___ Data ___
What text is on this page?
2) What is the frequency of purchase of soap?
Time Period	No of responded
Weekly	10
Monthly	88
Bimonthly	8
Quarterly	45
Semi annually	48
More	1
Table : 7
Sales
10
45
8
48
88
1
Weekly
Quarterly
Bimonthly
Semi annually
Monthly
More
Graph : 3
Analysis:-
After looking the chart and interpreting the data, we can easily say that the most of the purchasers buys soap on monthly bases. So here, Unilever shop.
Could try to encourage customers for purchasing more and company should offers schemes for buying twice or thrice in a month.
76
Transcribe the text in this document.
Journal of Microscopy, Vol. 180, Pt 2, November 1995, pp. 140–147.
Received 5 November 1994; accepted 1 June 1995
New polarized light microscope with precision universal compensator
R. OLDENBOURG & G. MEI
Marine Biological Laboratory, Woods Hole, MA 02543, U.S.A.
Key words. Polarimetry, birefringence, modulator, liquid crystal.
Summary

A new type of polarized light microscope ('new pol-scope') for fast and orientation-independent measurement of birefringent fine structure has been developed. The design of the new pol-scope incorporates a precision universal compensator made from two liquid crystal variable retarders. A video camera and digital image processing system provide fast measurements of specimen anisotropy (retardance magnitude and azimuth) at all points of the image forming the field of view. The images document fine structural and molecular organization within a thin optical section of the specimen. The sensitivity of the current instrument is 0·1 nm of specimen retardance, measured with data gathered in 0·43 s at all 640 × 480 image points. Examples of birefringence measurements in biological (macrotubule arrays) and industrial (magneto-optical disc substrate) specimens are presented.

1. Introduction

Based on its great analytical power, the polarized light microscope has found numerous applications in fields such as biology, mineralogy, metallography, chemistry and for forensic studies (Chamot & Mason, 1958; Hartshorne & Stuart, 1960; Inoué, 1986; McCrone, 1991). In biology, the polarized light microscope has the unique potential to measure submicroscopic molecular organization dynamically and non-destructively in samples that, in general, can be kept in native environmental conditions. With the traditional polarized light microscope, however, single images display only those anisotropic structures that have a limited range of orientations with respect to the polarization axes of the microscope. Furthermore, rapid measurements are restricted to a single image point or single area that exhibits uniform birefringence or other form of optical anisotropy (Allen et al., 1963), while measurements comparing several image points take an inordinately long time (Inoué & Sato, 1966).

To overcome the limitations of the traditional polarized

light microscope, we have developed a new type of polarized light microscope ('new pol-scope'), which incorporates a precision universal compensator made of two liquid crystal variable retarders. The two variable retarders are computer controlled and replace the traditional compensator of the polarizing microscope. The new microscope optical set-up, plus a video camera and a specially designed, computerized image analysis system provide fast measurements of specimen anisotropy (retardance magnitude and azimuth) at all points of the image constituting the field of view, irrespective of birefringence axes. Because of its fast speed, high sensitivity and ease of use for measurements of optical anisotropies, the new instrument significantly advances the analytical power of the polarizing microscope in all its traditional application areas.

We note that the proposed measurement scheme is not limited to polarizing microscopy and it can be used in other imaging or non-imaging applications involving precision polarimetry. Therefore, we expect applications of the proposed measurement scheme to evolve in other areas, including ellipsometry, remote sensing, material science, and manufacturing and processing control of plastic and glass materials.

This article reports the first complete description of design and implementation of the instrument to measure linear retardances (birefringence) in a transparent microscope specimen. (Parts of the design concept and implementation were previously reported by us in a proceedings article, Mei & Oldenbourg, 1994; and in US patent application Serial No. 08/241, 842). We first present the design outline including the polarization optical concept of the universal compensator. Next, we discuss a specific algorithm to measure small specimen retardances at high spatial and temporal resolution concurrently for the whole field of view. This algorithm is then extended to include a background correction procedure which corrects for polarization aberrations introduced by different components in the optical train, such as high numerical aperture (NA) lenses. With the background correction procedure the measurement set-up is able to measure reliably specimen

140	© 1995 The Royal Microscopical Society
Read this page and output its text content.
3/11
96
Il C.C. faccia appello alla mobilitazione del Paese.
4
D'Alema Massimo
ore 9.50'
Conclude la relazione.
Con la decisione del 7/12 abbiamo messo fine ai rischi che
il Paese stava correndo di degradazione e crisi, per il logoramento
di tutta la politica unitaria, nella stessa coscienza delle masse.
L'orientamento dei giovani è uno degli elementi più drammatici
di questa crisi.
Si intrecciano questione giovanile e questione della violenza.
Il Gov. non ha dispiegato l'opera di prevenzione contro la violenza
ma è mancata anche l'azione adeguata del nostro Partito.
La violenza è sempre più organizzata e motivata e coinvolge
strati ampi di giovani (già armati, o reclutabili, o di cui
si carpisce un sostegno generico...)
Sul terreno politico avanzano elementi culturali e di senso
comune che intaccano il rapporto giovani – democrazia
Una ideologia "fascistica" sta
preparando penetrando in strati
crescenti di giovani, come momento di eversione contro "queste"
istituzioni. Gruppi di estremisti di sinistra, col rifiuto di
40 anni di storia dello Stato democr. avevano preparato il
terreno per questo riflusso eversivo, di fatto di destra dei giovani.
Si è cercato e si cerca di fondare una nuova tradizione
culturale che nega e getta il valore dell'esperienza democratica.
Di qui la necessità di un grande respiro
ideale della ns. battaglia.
___
## Exercise details:
Identify every line where the string "terreno" appears.

## Full answer:
Sul terreno politico avanzano elementi culturali e di senso
terreno per questo riflusso eversivo, di fatto di destra dei giovani.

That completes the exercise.